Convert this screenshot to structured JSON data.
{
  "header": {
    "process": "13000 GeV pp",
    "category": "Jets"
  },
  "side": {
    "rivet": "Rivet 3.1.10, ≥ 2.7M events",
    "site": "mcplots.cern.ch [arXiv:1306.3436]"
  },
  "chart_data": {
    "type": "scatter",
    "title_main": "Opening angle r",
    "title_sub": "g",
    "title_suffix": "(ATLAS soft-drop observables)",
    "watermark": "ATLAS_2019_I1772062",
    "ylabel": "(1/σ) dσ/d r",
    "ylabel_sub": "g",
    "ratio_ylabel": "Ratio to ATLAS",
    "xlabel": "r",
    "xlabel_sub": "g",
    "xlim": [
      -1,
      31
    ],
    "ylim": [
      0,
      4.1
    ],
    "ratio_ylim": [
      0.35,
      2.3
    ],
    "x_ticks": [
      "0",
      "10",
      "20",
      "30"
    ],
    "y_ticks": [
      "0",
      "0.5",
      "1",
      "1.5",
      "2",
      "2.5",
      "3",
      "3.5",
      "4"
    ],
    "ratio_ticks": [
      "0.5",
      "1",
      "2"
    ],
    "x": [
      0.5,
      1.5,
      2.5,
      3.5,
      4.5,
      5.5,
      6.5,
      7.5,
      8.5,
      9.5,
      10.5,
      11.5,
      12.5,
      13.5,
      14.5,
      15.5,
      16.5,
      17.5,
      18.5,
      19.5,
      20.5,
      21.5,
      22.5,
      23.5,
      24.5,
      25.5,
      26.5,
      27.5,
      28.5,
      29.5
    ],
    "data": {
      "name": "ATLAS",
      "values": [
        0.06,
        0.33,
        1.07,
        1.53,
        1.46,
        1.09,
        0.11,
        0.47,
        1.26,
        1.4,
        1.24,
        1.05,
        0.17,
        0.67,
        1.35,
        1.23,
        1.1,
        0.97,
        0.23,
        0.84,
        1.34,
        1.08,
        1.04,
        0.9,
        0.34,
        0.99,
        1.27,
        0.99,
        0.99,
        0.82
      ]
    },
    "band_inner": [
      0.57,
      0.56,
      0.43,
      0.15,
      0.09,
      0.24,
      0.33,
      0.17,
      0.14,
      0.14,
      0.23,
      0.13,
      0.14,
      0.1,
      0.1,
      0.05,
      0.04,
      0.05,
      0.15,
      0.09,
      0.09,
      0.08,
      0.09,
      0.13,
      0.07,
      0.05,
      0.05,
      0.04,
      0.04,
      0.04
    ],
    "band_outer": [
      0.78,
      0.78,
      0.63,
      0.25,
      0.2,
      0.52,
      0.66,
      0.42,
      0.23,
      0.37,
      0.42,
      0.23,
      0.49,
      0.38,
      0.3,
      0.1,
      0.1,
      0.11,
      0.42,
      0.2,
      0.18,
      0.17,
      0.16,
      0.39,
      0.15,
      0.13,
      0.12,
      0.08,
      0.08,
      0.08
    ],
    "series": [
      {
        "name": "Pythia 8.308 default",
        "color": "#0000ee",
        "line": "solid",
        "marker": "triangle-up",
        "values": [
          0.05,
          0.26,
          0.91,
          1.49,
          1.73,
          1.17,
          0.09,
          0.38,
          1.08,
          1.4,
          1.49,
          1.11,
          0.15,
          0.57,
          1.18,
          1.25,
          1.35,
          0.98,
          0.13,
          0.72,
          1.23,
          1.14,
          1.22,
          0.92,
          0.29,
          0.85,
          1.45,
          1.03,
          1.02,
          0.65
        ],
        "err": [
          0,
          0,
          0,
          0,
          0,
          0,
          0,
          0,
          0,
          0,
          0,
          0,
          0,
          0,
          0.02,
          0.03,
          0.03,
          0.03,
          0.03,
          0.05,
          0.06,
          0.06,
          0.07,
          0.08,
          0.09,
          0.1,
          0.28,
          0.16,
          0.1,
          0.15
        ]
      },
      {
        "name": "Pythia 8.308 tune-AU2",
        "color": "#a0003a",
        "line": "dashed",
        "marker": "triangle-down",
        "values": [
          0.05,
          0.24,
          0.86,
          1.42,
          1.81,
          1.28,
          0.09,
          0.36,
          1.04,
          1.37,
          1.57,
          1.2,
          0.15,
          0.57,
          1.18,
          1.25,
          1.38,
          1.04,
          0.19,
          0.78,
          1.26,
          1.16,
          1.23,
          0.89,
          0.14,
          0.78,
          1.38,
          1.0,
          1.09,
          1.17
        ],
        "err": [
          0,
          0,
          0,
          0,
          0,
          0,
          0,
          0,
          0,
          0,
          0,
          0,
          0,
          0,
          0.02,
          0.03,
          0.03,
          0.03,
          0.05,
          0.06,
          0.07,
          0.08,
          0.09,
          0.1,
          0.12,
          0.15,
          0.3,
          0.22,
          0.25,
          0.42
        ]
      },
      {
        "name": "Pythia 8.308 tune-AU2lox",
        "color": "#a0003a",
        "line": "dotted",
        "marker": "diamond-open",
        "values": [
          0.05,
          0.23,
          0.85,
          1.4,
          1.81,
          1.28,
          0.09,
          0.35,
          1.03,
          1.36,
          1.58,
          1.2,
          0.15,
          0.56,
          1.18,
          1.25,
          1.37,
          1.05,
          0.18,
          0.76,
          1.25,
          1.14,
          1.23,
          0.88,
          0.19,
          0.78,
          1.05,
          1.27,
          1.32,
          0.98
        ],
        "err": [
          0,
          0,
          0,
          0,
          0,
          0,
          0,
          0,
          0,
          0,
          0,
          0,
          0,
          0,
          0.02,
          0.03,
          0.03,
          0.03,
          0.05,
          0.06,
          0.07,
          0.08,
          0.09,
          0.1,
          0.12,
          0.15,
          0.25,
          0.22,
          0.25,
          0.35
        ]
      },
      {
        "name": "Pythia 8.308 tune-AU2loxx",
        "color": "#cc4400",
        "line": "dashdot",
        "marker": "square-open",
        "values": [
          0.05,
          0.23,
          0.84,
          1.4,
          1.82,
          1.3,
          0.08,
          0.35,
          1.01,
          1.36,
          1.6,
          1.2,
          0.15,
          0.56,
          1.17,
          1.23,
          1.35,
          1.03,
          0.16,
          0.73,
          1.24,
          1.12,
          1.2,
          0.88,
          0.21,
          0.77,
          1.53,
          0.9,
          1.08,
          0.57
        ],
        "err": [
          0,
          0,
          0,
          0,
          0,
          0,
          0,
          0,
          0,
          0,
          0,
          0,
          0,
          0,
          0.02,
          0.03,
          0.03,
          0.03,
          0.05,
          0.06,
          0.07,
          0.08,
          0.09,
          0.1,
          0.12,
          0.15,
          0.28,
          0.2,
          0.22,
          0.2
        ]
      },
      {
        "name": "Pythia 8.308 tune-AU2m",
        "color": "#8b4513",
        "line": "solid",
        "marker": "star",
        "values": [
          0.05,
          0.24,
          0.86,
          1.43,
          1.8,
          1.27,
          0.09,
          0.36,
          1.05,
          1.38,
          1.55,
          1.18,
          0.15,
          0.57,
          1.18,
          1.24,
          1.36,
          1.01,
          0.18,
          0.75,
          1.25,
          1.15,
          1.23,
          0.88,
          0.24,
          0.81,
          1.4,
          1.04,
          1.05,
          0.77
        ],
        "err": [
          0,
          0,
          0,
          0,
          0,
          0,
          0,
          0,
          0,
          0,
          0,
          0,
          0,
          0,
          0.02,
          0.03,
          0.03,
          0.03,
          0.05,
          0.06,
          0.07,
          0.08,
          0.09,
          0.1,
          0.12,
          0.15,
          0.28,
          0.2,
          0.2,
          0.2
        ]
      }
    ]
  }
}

=== To be done ===
Within the material above, find the lines that contain the word "tune"; copy them.

=== Right answer ===
        "name": "Pythia 8.308 tune-AU2",
        "name": "Pythia 8.308 tune-AU2lox",
        "name": "Pythia 8.308 tune-AU2loxx",
        "name": "Pythia 8.308 tune-AU2m",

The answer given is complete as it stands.